(Excerpts from a figure dataset):
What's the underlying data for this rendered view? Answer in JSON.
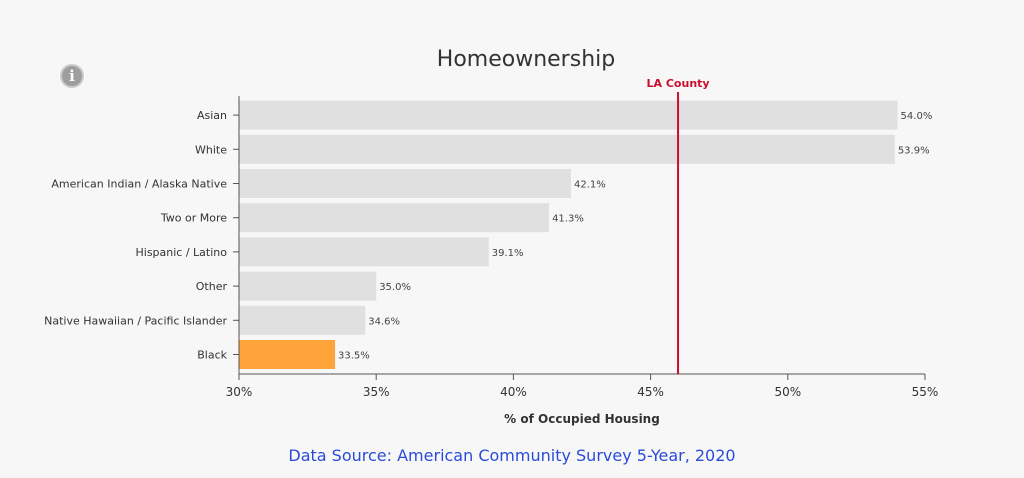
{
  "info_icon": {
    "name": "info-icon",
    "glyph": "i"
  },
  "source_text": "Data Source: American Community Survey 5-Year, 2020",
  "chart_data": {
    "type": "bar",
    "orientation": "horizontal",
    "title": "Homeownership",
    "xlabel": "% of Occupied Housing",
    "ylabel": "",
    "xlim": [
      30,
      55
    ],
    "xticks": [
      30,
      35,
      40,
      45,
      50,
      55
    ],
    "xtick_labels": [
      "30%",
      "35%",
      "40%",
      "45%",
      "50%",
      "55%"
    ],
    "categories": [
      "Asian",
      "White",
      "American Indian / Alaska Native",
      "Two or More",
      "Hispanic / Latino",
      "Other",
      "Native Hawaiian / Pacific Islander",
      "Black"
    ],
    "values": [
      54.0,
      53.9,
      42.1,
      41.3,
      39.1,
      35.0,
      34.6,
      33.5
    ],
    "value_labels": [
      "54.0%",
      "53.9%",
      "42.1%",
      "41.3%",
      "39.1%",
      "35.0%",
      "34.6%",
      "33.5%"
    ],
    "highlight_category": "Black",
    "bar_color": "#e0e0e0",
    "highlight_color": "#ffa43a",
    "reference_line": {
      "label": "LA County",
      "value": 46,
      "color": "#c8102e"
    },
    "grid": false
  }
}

(Problem to work on):
Extract every line of the data exactly; pictures stay out.

(Solution to the problem):
What's the underlying data for this rendered view? Answer in JSON.
{
  "info_icon": {
    "name": "info-icon",
    "glyph": "i"
  },
  "source_text": "Data Source: American Community Survey 5-Year, 2020",
  "chart_data": {
    "type": "bar",
    "orientation": "horizontal",
    "title": "Homeownership",
    "xlabel": "% of Occupied Housing",
    "ylabel": "",
    "xlim": [
      30,
      55
    ],
    "xticks": [
      30,
      35,
      40,
      45,
      50,
      55
    ],
    "xtick_labels": [
      "30%",
      "35%",
      "40%",
      "45%",
      "50%",
      "55%"
    ],
    "categories": [
      "Asian",
      "White",
      "American Indian / Alaska Native",
      "Two or More",
      "Hispanic / Latino",
      "Other",
      "Native Hawaiian / Pacific Islander",
      "Black"
    ],
    "values": [
      54.0,
      53.9,
      42.1,
      41.3,
      39.1,
      35.0,
      34.6,
      33.5
    ],
    "value_labels": [
      "54.0%",
      "53.9%",
      "42.1%",
      "41.3%",
      "39.1%",
      "35.0%",
      "34.6%",
      "33.5%"
    ],
    "highlight_category": "Black",
    "bar_color": "#e0e0e0",
    "highlight_color": "#ffa43a",
    "reference_line": {
      "label": "LA County",
      "value": 46,
      "color": "#c8102e"
    },
    "grid": false
  }
}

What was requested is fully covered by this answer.